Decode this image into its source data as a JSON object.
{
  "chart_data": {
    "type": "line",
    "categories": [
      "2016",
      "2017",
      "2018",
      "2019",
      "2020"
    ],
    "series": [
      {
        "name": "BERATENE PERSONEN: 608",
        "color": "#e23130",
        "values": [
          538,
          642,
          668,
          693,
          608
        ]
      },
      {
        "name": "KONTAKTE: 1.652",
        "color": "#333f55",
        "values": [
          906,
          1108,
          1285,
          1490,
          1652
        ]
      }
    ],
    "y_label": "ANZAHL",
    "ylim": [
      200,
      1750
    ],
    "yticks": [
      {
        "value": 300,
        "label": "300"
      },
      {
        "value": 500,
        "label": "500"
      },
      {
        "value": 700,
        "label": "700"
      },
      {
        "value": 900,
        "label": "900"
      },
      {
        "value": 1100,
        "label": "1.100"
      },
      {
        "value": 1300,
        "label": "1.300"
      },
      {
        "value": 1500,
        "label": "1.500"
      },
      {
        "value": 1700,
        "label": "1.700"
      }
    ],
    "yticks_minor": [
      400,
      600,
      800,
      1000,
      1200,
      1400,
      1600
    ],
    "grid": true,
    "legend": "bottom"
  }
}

+--

▶ _What is needed_: From the records above, extract every line exactly as it stands.

▶ _Exercise response_:
Decode this image into its source data as a JSON object.
{
  "chart_data": {
    "type": "line",
    "categories": [
      "2016",
      "2017",
      "2018",
      "2019",
      "2020"
    ],
    "series": [
      {
        "name": "BERATENE PERSONEN: 608",
        "color": "#e23130",
        "values": [
          538,
          642,
          668,
          693,
          608
        ]
      },
      {
        "name": "KONTAKTE: 1.652",
        "color": "#333f55",
        "values": [
          906,
          1108,
          1285,
          1490,
          1652
        ]
      }
    ],
    "y_label": "ANZAHL",
    "ylim": [
      200,
      1750
    ],
    "yticks": [
      {
        "value": 300,
        "label": "300"
      },
      {
        "value": 500,
        "label": "500"
      },
      {
        "value": 700,
        "label": "700"
      },
      {
        "value": 900,
        "label": "900"
      },
      {
        "value": 1100,
        "label": "1.100"
      },
      {
        "value": 1300,
        "label": "1.300"
      },
      {
        "value": 1500,
        "label": "1.500"
      },
      {
        "value": 1700,
        "label": "1.700"
      }
    ],
    "yticks_minor": [
      400,
      600,
      800,
      1000,
      1200,
      1400,
      1600
    ],
    "grid": true,
    "legend": "bottom"
  }
}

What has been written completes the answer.